━━━ Source data

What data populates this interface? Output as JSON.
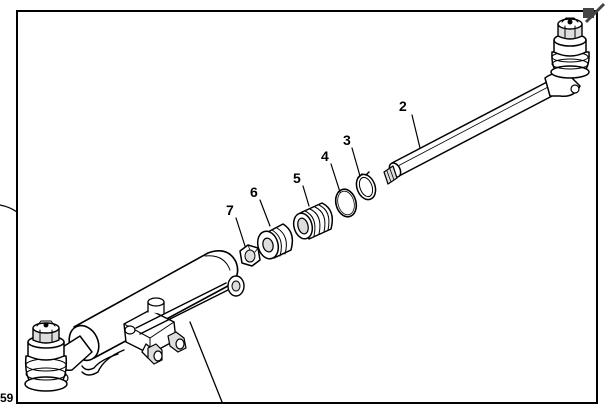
{
  "diagram": {
    "callouts": [
      {
        "id": "2",
        "label": "2"
      },
      {
        "id": "3",
        "label": "3"
      },
      {
        "id": "4",
        "label": "4"
      },
      {
        "id": "5",
        "label": "5"
      },
      {
        "id": "6",
        "label": "6"
      },
      {
        "id": "7",
        "label": "7"
      }
    ],
    "edge_text": "59"
  }
}
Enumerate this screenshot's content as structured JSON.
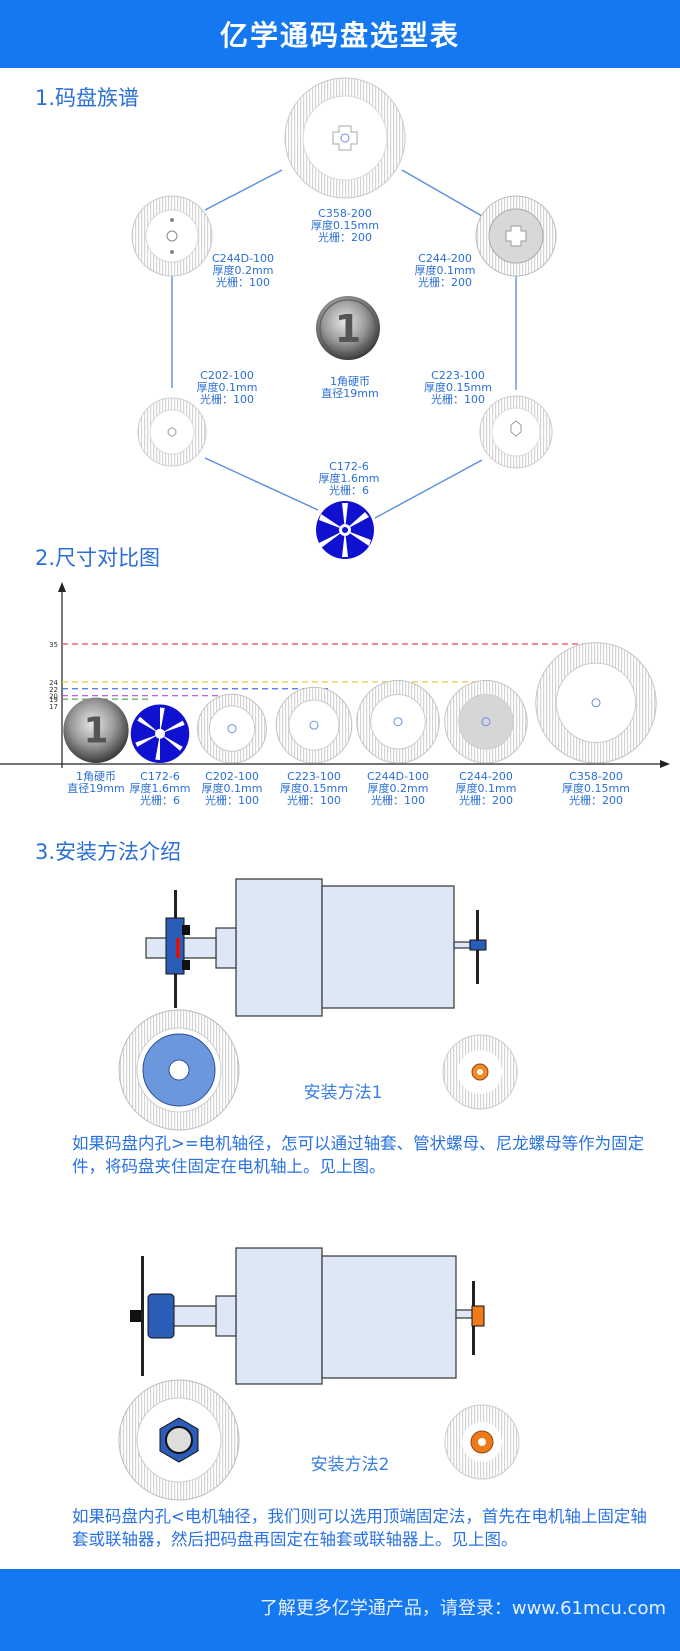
{
  "header": {
    "title": "亿学通码盘选型表"
  },
  "sections": {
    "family": "1.码盘族谱",
    "size": "2.尺寸对比图",
    "install": "3.安装方法介绍"
  },
  "family": {
    "c358": [
      "C358-200",
      "厚度0.15mm",
      "光栅：200"
    ],
    "c244d": [
      "C244D-100",
      "厚度0.2mm",
      "光栅：100"
    ],
    "c244": [
      "C244-200",
      "厚度0.1mm",
      "光栅：200"
    ],
    "c202": [
      "C202-100",
      "厚度0.1mm",
      "光栅：100"
    ],
    "coin": [
      "1角硬币",
      "直径19mm"
    ],
    "c223": [
      "C223-100",
      "厚度0.15mm",
      "光栅：100"
    ],
    "c172": [
      "C172-6",
      "厚度1.6mm",
      "光栅：6"
    ]
  },
  "chart_data": {
    "type": "bar",
    "categories": [
      "1角硬币",
      "C172-6",
      "C202-100",
      "C223-100",
      "C244D-100",
      "C244-200",
      "C358-200"
    ],
    "values": [
      19,
      17,
      20,
      22,
      24,
      24,
      35
    ],
    "yticks": [
      "35",
      "24",
      "22",
      "20",
      "19",
      "17"
    ],
    "reference_lines": [
      {
        "value": 35,
        "color": "#e84c4c"
      },
      {
        "value": 24,
        "color": "#e8c84c"
      },
      {
        "value": 22,
        "color": "#4c6ae8"
      },
      {
        "value": 20,
        "color": "#b04ce8"
      },
      {
        "value": 19,
        "color": "#4ca84c"
      }
    ],
    "labels": [
      [
        "1角硬币",
        "直径19mm"
      ],
      [
        "C172-6",
        "厚度1.6mm",
        "光栅：6"
      ],
      [
        "C202-100",
        "厚度0.1mm",
        "光栅：100"
      ],
      [
        "C223-100",
        "厚度0.15mm",
        "光栅：100"
      ],
      [
        "C244D-100",
        "厚度0.2mm",
        "光栅：100"
      ],
      [
        "C244-200",
        "厚度0.1mm",
        "光栅：200"
      ],
      [
        "C358-200",
        "厚度0.15mm",
        "光栅：200"
      ]
    ]
  },
  "install": {
    "method1": "安装方法1",
    "method1_text": "如果码盘内孔>=电机轴径，怎可以通过轴套、管状螺母、尼龙螺母等作为固定件，将码盘夹住固定在电机轴上。见上图。",
    "method2": "安装方法2",
    "method2_text": "如果码盘内孔<电机轴径，我们则可以选用顶端固定法，首先在电机轴上固定轴套或联轴器，然后把码盘再固定在轴套或联轴器上。见上图。"
  },
  "footer": {
    "text": "了解更多亿学通产品，请登录：www.61mcu.com"
  },
  "colors": {
    "banner": "#1478f0",
    "accent": "#1e5fc8",
    "c172_disc": "#1010d0"
  }
}
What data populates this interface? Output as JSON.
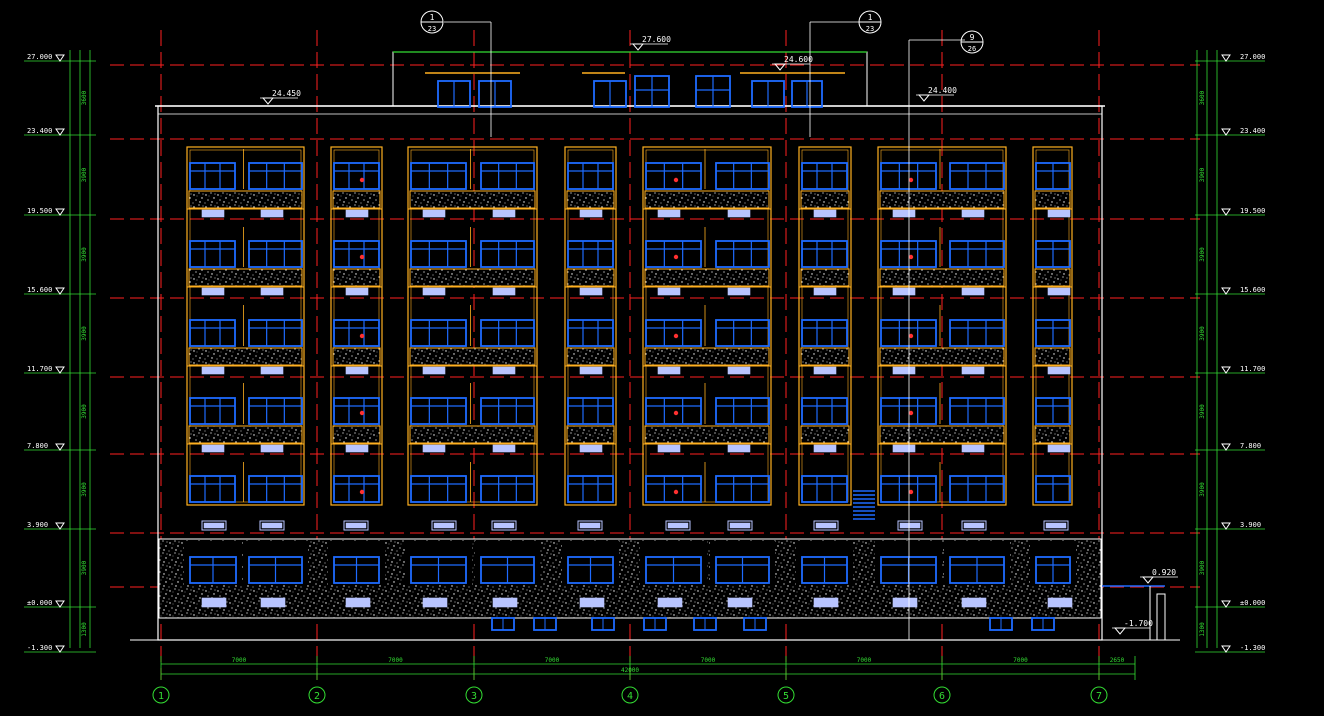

━━━━━━

**Exercise details:**
Collect each line above holding the string "如果码盘内孔".

**Solution to this task:**
    "method1_text": "如果码盘内孔>=电机轴径，怎可以通过轴套、管状螺母、尼龙螺母等作为固定件，将码盘夹住固定在电机轴上。见上图。",
    "method2_text": "如果码盘内孔<电机轴径，我们则可以选用顶端固定法，首先在电机轴上固定轴套或联轴器，然后把码盘再固定在轴套或联轴器上。见上图。"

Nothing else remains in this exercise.